Exercise directions.
Present the data once more in exactly its original form.

Input material.
########

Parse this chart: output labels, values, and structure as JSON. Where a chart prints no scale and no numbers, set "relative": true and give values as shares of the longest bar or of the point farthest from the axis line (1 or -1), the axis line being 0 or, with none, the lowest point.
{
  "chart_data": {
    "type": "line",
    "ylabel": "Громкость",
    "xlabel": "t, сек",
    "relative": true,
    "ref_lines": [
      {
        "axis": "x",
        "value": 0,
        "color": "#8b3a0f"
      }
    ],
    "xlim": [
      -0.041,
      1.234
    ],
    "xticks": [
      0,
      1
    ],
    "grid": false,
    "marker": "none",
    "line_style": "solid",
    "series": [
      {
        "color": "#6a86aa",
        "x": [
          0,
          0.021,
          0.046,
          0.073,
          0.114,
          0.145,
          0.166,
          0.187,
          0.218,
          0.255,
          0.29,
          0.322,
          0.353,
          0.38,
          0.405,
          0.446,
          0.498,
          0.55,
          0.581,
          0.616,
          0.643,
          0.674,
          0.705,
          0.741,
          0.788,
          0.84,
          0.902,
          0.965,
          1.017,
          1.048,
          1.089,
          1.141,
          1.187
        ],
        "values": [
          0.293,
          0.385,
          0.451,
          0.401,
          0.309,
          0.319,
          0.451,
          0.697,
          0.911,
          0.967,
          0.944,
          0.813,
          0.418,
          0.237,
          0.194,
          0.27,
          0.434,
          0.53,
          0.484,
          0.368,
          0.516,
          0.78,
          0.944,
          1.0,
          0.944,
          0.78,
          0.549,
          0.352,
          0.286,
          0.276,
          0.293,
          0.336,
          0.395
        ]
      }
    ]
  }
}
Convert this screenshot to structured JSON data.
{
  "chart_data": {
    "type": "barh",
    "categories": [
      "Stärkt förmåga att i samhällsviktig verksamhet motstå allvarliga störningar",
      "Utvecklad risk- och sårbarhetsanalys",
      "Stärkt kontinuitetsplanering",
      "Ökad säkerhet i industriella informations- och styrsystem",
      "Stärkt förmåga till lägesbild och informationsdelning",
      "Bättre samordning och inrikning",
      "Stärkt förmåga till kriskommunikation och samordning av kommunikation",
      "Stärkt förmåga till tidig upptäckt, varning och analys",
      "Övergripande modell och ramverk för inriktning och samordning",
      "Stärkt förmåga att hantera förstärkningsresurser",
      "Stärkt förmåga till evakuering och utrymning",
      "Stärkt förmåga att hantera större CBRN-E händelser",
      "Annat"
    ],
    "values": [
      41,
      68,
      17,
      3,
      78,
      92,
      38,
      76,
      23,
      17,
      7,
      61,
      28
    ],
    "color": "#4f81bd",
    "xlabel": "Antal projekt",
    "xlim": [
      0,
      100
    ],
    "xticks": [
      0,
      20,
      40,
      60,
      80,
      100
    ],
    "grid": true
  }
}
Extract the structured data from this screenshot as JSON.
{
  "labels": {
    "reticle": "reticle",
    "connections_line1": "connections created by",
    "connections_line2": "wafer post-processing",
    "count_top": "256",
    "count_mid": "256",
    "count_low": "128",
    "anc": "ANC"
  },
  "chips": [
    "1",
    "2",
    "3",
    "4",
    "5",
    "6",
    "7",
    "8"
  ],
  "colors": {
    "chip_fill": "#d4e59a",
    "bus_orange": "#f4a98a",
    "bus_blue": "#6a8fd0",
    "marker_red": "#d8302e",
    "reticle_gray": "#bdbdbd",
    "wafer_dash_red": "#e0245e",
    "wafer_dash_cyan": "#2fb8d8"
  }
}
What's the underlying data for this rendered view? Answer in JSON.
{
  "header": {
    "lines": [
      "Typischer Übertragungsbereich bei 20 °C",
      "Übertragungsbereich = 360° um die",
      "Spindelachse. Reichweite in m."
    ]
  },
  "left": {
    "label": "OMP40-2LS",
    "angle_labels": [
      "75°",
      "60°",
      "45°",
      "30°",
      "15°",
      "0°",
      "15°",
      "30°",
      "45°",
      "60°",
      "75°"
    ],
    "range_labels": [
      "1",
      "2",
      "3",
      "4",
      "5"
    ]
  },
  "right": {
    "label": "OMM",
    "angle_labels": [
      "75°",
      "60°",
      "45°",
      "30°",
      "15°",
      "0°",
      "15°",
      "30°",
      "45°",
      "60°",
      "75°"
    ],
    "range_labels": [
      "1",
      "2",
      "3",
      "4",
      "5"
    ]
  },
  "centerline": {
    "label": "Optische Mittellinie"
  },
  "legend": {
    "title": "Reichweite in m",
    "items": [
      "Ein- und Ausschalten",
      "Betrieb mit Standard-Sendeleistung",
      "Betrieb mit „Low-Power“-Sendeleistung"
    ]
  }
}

########

Finished exercise.
Parse this chart: output labels, values, and structure as JSON. Where a chart prints no scale and no numbers, set "relative": true and give values as shares of the longest bar or of the point farthest from the axis line (1 or -1), the axis line being 0 or, with none, the lowest point.
{
  "chart_data": {
    "type": "line",
    "ylabel": "Громкость",
    "xlabel": "t, сек",
    "relative": true,
    "ref_lines": [
      {
        "axis": "x",
        "value": 0,
        "color": "#8b3a0f"
      }
    ],
    "xlim": [
      -0.041,
      1.234
    ],
    "xticks": [
      0,
      1
    ],
    "grid": false,
    "marker": "none",
    "line_style": "solid",
    "series": [
      {
        "color": "#6a86aa",
        "x": [
          0,
          0.021,
          0.046,
          0.073,
          0.114,
          0.145,
          0.166,
          0.187,
          0.218,
          0.255,
          0.29,
          0.322,
          0.353,
          0.38,
          0.405,
          0.446,
          0.498,
          0.55,
          0.581,
          0.616,
          0.643,
          0.674,
          0.705,
          0.741,
          0.788,
          0.84,
          0.902,
          0.965,
          1.017,
          1.048,
          1.089,
          1.141,
          1.187
        ],
        "values": [
          0.293,
          0.385,
          0.451,
          0.401,
          0.309,
          0.319,
          0.451,
          0.697,
          0.911,
          0.967,
          0.944,
          0.813,
          0.418,
          0.237,
          0.194,
          0.27,
          0.434,
          0.53,
          0.484,
          0.368,
          0.516,
          0.78,
          0.944,
          1.0,
          0.944,
          0.78,
          0.549,
          0.352,
          0.286,
          0.276,
          0.293,
          0.336,
          0.395
        ]
      }
    ]
  }
}
Convert this screenshot to structured JSON data.
{
  "chart_data": {
    "type": "barh",
    "categories": [
      "Stärkt förmåga att i samhällsviktig verksamhet motstå allvarliga störningar",
      "Utvecklad risk- och sårbarhetsanalys",
      "Stärkt kontinuitetsplanering",
      "Ökad säkerhet i industriella informations- och styrsystem",
      "Stärkt förmåga till lägesbild och informationsdelning",
      "Bättre samordning och inrikning",
      "Stärkt förmåga till kriskommunikation och samordning av kommunikation",
      "Stärkt förmåga till tidig upptäckt, varning och analys",
      "Övergripande modell och ramverk för inriktning och samordning",
      "Stärkt förmåga att hantera förstärkningsresurser",
      "Stärkt förmåga till evakuering och utrymning",
      "Stärkt förmåga att hantera större CBRN-E händelser",
      "Annat"
    ],
    "values": [
      41,
      68,
      17,
      3,
      78,
      92,
      38,
      76,
      23,
      17,
      7,
      61,
      28
    ],
    "color": "#4f81bd",
    "xlabel": "Antal projekt",
    "xlim": [
      0,
      100
    ],
    "xticks": [
      0,
      20,
      40,
      60,
      80,
      100
    ],
    "grid": true
  }
}
Extract the structured data from this screenshot as JSON.
{
  "labels": {
    "reticle": "reticle",
    "connections_line1": "connections created by",
    "connections_line2": "wafer post-processing",
    "count_top": "256",
    "count_mid": "256",
    "count_low": "128",
    "anc": "ANC"
  },
  "chips": [
    "1",
    "2",
    "3",
    "4",
    "5",
    "6",
    "7",
    "8"
  ],
  "colors": {
    "chip_fill": "#d4e59a",
    "bus_orange": "#f4a98a",
    "bus_blue": "#6a8fd0",
    "marker_red": "#d8302e",
    "reticle_gray": "#bdbdbd",
    "wafer_dash_red": "#e0245e",
    "wafer_dash_cyan": "#2fb8d8"
  }
}
What's the underlying data for this rendered view? Answer in JSON.
{
  "header": {
    "lines": [
      "Typischer Übertragungsbereich bei 20 °C",
      "Übertragungsbereich = 360° um die",
      "Spindelachse. Reichweite in m."
    ]
  },
  "left": {
    "label": "OMP40-2LS",
    "angle_labels": [
      "75°",
      "60°",
      "45°",
      "30°",
      "15°",
      "0°",
      "15°",
      "30°",
      "45°",
      "60°",
      "75°"
    ],
    "range_labels": [
      "1",
      "2",
      "3",
      "4",
      "5"
    ]
  },
  "right": {
    "label": "OMM",
    "angle_labels": [
      "75°",
      "60°",
      "45°",
      "30°",
      "15°",
      "0°",
      "15°",
      "30°",
      "45°",
      "60°",
      "75°"
    ],
    "range_labels": [
      "1",
      "2",
      "3",
      "4",
      "5"
    ]
  },
  "centerline": {
    "label": "Optische Mittellinie"
  },
  "legend": {
    "title": "Reichweite in m",
    "items": [
      "Ein- und Ausschalten",
      "Betrieb mit Standard-Sendeleistung",
      "Betrieb mit „Low-Power“-Sendeleistung"
    ]
  }
}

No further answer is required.